Conghaileach
30th March 2003, 14:34
As a complete side note to ths article, Richard Perle recently had to step down because of corruption charges. At least that's what I've heard. - CB
- - - - -
from: Radio Progreso
www.rprogreso.com
=================
The UN in the Throes of Death
By Eduardo Dimas
----------------------------------------
"Thank God the UN is dead."
-- Richard Perle, Advisor to the Pentagon
-----------------------------------------
The sentence above is the headline of an article by Richard
Perle published in the Spanish daily El Mundo, on March 22,
2003, when U.S., British and Australian armed forces bombed
Iraq at the same time that they invaded its territory
without the UN Security Council's approval; a fact that
makes this war totally illegal according to international
law. What will the balance be of dead and wounded and the
destruction of enormous material and historical wealth?
In the first paragraph of Perle's article the author gloats
over the fact that "Saddam's reign of terror is about to
end." Perle adds that "the Iraqi leader will soon
disappear, but he will not go down alone: in an ironic
farewell he'll take the UN with him. Well, not all of the
UN. The part that does good work will remain, the low risk
pacifying bureaucracies will stay, and the Hudson charlatan
will go on complaining sadly. What will die will be the
fantasy that the UN is the basis for a new world order. When
the rubble is examined it will be important to keep, and
even more, understand, the intellectual shipwreck of liberal
presumption that claimed that security can be obtained
through international law administered by international
institutions."
##########
Required task 1 – Print the stretch of the article on the UN from "-- Richard Perle, Advisor" through "and historical wealth?", copying it word for word.

Extracted entries –
##########
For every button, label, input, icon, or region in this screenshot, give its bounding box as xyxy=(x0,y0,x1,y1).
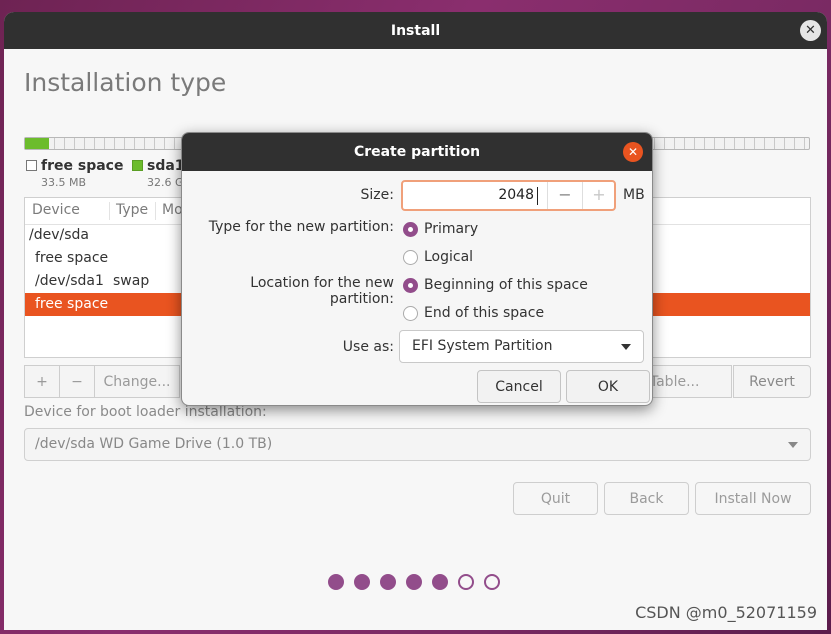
legend-sda1: sda1 32.6 G xyxy=(132,158,185,189)
window-titlebar: Install ✕ xyxy=(4,12,827,49)
use-as-select[interactable]: EFI System Partition xyxy=(399,330,644,363)
radio-unselected-icon xyxy=(403,249,418,265)
location-radio-end[interactable]: End of this space xyxy=(403,305,544,321)
progress-dot xyxy=(380,574,396,590)
quit-button[interactable]: Quit xyxy=(513,482,598,515)
remove-partition-button[interactable]: − xyxy=(59,365,95,398)
chevron-down-icon xyxy=(788,442,798,448)
use-as-label: Use as: xyxy=(342,339,394,355)
text-caret xyxy=(537,187,538,205)
size-value: 2048 xyxy=(498,187,534,203)
install-now-button[interactable]: Install Now xyxy=(695,482,811,515)
revert-button[interactable]: Revert xyxy=(733,365,811,398)
back-button[interactable]: Back xyxy=(604,482,689,515)
legend-swatch-free xyxy=(26,160,37,171)
watermark-text: CSDN @m0_52071159 xyxy=(635,603,817,622)
partition-location-label: Location for the new partition: xyxy=(250,275,394,307)
partition-type-label: Type for the new partition: xyxy=(208,219,394,235)
change-partition-button[interactable]: Change... xyxy=(94,365,180,398)
progress-dots xyxy=(328,574,500,590)
partition-bar-used-segment xyxy=(25,138,49,149)
add-partition-button[interactable]: + xyxy=(24,365,60,398)
column-header-type[interactable]: Type xyxy=(116,202,148,218)
page-title: Installation type xyxy=(24,68,227,97)
dialog-close-icon[interactable]: ✕ xyxy=(623,142,643,162)
chevron-down-icon xyxy=(621,344,631,350)
size-input[interactable]: 2048 − + xyxy=(401,180,616,211)
column-header-device[interactable]: Device xyxy=(32,202,80,218)
column-header-mount[interactable]: Mo xyxy=(162,202,183,218)
create-partition-dialog: Create partition ✕ Size: 2048 − + MB Typ… xyxy=(181,132,653,406)
radio-selected-icon xyxy=(403,221,418,237)
window-close-icon[interactable]: ✕ xyxy=(800,20,821,41)
dialog-titlebar: Create partition ✕ xyxy=(182,133,652,171)
legend-free-space: free space 33.5 MB xyxy=(26,158,123,189)
window-title: Install xyxy=(390,22,441,39)
size-increment-button[interactable]: + xyxy=(582,185,616,204)
type-radio-primary[interactable]: Primary xyxy=(403,221,478,237)
radio-unselected-icon xyxy=(403,305,418,321)
size-unit: MB xyxy=(623,187,645,203)
bootloader-device-select[interactable]: /dev/sda WD Game Drive (1.0 TB) xyxy=(24,428,811,461)
progress-dot xyxy=(484,574,500,590)
progress-dot xyxy=(328,574,344,590)
size-decrement-button[interactable]: − xyxy=(548,185,582,204)
progress-dot xyxy=(406,574,422,590)
legend-swatch-sda1 xyxy=(132,160,143,171)
ok-button[interactable]: OK xyxy=(566,370,650,403)
size-label: Size: xyxy=(360,187,394,203)
type-radio-logical[interactable]: Logical xyxy=(403,249,473,265)
location-radio-beginning[interactable]: Beginning of this space xyxy=(403,277,588,293)
progress-dot xyxy=(458,574,474,590)
dialog-title: Create partition xyxy=(353,144,481,160)
bootloader-label: Device for boot loader installation: xyxy=(24,404,267,420)
progress-dot xyxy=(354,574,370,590)
radio-selected-icon xyxy=(403,277,418,293)
progress-dot xyxy=(432,574,448,590)
cancel-button[interactable]: Cancel xyxy=(477,370,561,403)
##########
Required task 2 – Output the lines of the listing from the line containing "legend-sda1: sda1 32.6" through the line containing "watermark-text: CSDN @m0_52071159", both included, reproducing each one verbatim.

Written solution 1 –
-- Richard Perle, Advisor to the Pentagon
-----------------------------------------
The sentence above is the headline of an article by Richard
Perle published in the Spanish daily El Mundo, on March 22,
2003, when U.S., British and Australian armed forces bombed
Iraq at the same time that they invaded its territory
without the UN Security Council's approval; a fact that
makes this war totally illegal according to international
law. What will the balance be of dead and wounded and the
destruction of enormous material and historical wealth?

Written solution 2 –
legend-sda1: sda1 32.6 G xyxy=(132,158,185,189)
window-titlebar: Install ✕ xyxy=(4,12,827,49)
use-as-select[interactable]: EFI System Partition xyxy=(399,330,644,363)
radio-unselected-icon xyxy=(403,249,418,265)
location-radio-end[interactable]: End of this space xyxy=(403,305,544,321)
progress-dot xyxy=(380,574,396,590)
quit-button[interactable]: Quit xyxy=(513,482,598,515)
remove-partition-button[interactable]: − xyxy=(59,365,95,398)
chevron-down-icon xyxy=(788,442,798,448)
use-as-label: Use as: xyxy=(342,339,394,355)
text-caret xyxy=(537,187,538,205)
size-value: 2048 xyxy=(498,187,534,203)
install-now-button[interactable]: Install Now xyxy=(695,482,811,515)
revert-button[interactable]: Revert xyxy=(733,365,811,398)
back-button[interactable]: Back xyxy=(604,482,689,515)
legend-swatch-free xyxy=(26,160,37,171)
watermark-text: CSDN @m0_52071159 xyxy=(635,603,817,622)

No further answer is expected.